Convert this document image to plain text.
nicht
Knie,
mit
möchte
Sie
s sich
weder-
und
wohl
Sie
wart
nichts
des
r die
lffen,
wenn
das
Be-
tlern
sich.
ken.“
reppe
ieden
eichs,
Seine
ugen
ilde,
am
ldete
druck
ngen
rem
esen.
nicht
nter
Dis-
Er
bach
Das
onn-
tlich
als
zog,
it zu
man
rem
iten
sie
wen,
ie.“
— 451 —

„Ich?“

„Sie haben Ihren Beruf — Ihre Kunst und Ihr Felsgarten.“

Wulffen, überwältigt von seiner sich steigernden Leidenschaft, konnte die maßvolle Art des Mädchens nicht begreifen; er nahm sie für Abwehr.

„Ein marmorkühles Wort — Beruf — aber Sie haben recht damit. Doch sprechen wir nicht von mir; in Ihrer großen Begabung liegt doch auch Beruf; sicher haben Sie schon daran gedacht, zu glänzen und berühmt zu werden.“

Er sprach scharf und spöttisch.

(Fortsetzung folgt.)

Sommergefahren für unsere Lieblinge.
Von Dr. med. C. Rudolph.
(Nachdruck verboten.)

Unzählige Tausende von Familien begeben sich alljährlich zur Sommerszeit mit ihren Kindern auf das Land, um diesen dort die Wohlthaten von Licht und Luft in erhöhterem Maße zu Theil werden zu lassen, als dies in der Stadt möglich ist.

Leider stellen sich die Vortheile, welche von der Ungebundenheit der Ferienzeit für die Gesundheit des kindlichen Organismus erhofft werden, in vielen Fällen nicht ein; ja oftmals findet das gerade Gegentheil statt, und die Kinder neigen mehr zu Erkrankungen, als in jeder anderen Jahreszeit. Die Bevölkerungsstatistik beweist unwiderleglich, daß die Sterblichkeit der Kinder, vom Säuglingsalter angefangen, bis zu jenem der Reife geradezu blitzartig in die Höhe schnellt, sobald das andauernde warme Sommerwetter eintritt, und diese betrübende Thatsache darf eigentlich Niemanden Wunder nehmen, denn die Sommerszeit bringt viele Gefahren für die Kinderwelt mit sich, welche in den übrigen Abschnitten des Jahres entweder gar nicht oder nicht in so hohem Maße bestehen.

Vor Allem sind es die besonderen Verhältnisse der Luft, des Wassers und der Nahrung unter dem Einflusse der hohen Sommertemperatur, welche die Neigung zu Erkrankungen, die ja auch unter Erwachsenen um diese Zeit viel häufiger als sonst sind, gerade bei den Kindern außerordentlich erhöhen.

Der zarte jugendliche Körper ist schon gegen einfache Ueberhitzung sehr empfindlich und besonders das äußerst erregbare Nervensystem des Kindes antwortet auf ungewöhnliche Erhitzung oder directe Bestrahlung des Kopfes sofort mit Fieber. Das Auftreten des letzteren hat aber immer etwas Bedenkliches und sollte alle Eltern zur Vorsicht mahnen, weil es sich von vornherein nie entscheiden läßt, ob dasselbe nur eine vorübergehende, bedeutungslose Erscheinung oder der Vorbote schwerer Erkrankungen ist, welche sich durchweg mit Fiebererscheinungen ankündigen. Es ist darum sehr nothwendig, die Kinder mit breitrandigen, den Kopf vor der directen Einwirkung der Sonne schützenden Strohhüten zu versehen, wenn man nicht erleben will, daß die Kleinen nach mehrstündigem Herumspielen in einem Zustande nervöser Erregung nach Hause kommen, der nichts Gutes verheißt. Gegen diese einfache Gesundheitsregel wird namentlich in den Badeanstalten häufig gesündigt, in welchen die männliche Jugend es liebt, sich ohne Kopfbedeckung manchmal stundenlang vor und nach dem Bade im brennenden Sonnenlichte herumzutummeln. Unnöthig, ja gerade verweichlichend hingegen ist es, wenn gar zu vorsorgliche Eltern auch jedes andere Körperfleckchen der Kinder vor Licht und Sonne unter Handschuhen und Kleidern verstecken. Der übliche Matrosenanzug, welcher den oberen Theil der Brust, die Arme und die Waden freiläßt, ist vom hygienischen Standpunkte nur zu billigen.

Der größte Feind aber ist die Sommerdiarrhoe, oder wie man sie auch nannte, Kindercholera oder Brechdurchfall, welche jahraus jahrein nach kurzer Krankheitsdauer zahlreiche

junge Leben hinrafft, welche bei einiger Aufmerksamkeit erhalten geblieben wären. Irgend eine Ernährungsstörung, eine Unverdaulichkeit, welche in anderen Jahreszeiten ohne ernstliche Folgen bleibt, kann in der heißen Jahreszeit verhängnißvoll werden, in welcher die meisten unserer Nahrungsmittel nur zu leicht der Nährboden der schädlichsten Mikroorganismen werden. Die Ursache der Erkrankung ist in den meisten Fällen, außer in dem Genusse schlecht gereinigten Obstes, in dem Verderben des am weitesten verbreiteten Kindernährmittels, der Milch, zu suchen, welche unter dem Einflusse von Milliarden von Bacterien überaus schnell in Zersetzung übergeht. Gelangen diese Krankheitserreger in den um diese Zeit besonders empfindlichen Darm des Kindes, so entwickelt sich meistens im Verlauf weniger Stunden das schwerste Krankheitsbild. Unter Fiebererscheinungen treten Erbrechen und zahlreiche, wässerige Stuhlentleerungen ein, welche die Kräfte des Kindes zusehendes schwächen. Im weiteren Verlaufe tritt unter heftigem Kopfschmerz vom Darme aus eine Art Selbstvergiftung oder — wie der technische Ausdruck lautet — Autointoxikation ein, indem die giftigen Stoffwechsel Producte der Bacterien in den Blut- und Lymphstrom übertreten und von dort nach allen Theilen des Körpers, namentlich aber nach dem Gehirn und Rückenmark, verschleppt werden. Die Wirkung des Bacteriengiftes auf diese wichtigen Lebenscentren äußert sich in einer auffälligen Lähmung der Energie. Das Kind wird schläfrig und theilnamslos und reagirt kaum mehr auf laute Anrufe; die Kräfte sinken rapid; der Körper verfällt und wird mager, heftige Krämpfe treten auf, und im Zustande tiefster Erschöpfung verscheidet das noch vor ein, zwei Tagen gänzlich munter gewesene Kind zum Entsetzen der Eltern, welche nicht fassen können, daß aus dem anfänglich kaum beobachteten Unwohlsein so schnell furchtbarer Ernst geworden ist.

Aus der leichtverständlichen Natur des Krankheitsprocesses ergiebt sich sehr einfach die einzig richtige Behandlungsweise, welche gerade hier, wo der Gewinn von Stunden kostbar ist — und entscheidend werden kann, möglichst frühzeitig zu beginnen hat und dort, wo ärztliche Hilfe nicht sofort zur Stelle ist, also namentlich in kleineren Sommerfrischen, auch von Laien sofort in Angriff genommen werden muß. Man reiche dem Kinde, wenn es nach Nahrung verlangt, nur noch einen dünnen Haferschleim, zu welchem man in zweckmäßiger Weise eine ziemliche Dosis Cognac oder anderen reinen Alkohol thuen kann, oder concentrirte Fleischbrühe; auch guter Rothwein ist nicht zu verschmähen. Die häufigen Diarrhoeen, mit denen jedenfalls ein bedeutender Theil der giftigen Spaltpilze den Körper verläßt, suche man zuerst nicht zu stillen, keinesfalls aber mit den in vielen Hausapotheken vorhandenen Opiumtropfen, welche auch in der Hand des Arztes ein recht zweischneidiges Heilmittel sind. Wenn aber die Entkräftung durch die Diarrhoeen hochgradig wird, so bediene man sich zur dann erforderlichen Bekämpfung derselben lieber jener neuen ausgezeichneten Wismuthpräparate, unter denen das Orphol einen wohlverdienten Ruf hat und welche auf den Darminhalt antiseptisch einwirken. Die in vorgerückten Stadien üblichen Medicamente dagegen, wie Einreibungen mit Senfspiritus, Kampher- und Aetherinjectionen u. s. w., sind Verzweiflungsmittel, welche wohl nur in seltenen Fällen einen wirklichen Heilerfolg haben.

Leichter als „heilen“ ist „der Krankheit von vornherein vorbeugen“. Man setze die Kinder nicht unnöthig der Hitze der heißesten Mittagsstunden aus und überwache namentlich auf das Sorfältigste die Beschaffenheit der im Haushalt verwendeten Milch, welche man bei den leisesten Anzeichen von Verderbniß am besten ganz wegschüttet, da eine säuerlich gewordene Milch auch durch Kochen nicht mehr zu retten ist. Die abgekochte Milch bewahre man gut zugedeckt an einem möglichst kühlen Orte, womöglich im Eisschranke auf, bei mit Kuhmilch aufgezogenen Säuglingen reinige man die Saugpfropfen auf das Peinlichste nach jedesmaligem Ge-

#####

For each line in the data that contains the string "Beruf", give a copy of that line.

RESULT OF THE TASK:
„Sie haben Ihren Beruf — Ihre Kunst und Ihr Felsgarten.“
„Ein marmorkühles Wort — Beruf — aber Sie haben recht damit. Doch sprechen wir nicht von mir; in Ihrer großen Begabung liegt doch auch Beruf; sicher haben Sie schon daran gedacht, zu glänzen und berühmt zu werden.“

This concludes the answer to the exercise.